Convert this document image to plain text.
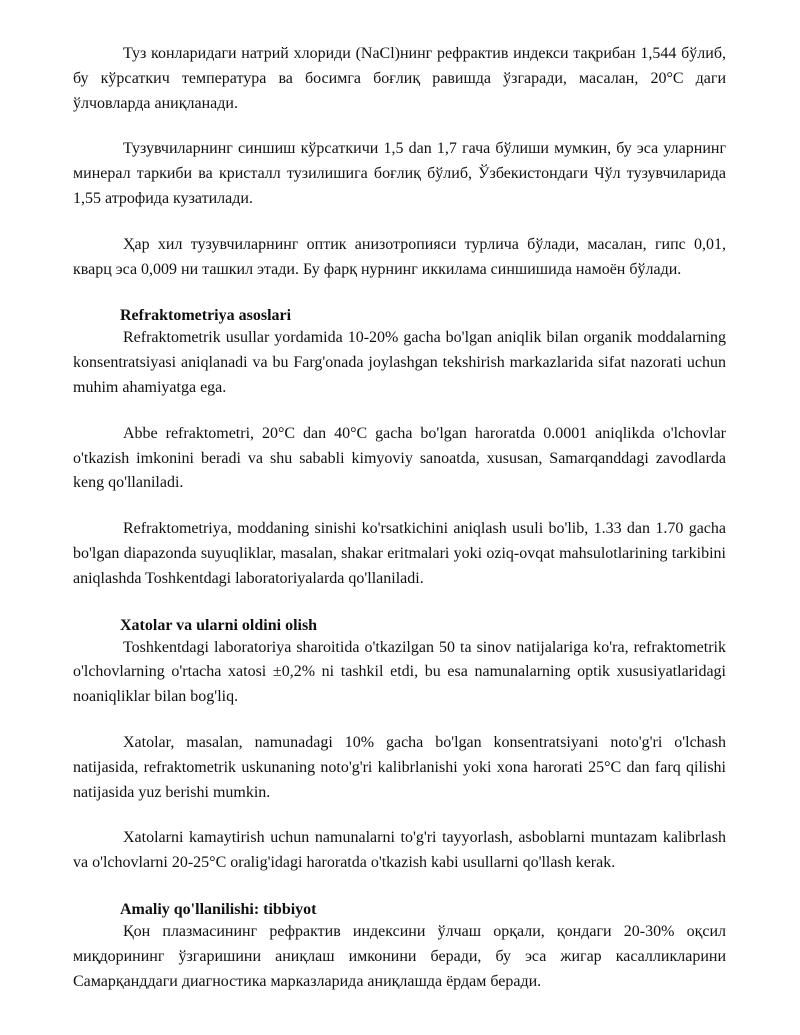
Туз конларидаги натрий хлориди (NaCl)нинг рефрактив индекси тақрибан 1,544 бўлиб, бу кўрсаткич температура ва босимга боғлиқ равишда ўзгаради, масалан, 20°C даги ўлчовларда аниқланади.

Тузувчиларнинг синшиш кўрсаткичи 1,5 dan 1,7 гача бўлиши мумкин, бу эса уларнинг минерал таркиби ва кристалл тузилишига боғлиқ бўлиб, Ўзбекистондаги Чўл тузувчиларида 1,55 атрофида кузатилади.

Ҳар хил тузувчиларнинг оптик анизотропияси турлича бўлади, масалан, гипс 0,01, кварц эса 0,009 ни ташкил этади. Бу фарқ нурнинг иккилама синшишида намоён бўлади.

Refraktometriya asoslari

Refraktometrik usullar yordamida 10-20% gacha bo'lgan aniqlik bilan organik moddalarning konsentratsiyasi aniqlanadi va bu Farg'onada joylashgan tekshirish markazlarida sifat nazorati uchun muhim ahamiyatga ega.

Abbe refraktometri, 20°C dan 40°C gacha bo'lgan haroratda 0.0001 aniqlikda o'lchovlar o'tkazish imkonini beradi va shu sababli kimyoviy sanoatda, xususan, Samarqanddagi zavodlarda keng qo'llaniladi.

Refraktometriya, moddaning sinishi ko'rsatkichini aniqlash usuli bo'lib, 1.33 dan 1.70 gacha bo'lgan diapazonda suyuqliklar, masalan, shakar eritmalari yoki oziq-ovqat mahsulotlarining tarkibini aniqlashda Toshkentdagi laboratoriyalarda qo'llaniladi.

Xatolar va ularni oldini olish

Toshkentdagi laboratoriya sharoitida o'tkazilgan 50 ta sinov natijalariga ko'ra, refraktometrik o'lchovlarning o'rtacha xatosi ±0,2% ni tashkil etdi, bu esa namunalarning optik xususiyatlaridagi noaniqliklar bilan bog'liq.

Xatolar, masalan, namunadagi 10% gacha bo'lgan konsentratsiyani noto'g'ri o'lchash natijasida, refraktometrik uskunaning noto'g'ri kalibrlanishi yoki xona harorati 25°C dan farq qilishi natijasida yuz berishi mumkin.

Xatolarni kamaytirish uchun namunalarni to'g'ri tayyorlash, asboblarni muntazam kalibrlash va o'lchovlarni 20-25°C oralig'idagi haroratda o'tkazish kabi usullarni qo'llash kerak.

Amaliy qo'llanilishi: tibbiyot

Қон плазмасининг рефрактив индексини ўлчаш орқали, қондаги 20-30% оқсил миқдорининг ўзгаришини аниқлаш имконини беради, бу эса жигар касалликларини Самарқанддаги диагностика марказларида аниқлашда ёрдам беради.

● **What the task requires**
Pull every line containing "yoki" out of the data above.

● **Output of the task**
Refraktometriya, moddaning sinishi ko'rsatkichini aniqlash usuli bo'lib, 1.33 dan 1.70 gacha bo'lgan diapazonda suyuqliklar, masalan, shakar eritmalari yoki oziq-ovqat mahsulotlarining tarkibini aniqlashda Toshkentdagi laboratoriyalarda qo'llaniladi.
Xatolar, masalan, namunadagi 10% gacha bo'lgan konsentratsiyani noto'g'ri o'lchash natijasida, refraktometrik uskunaning noto'g'ri kalibrlanishi yoki xona harorati 25°C dan farq qilishi natijasida yuz berishi mumkin.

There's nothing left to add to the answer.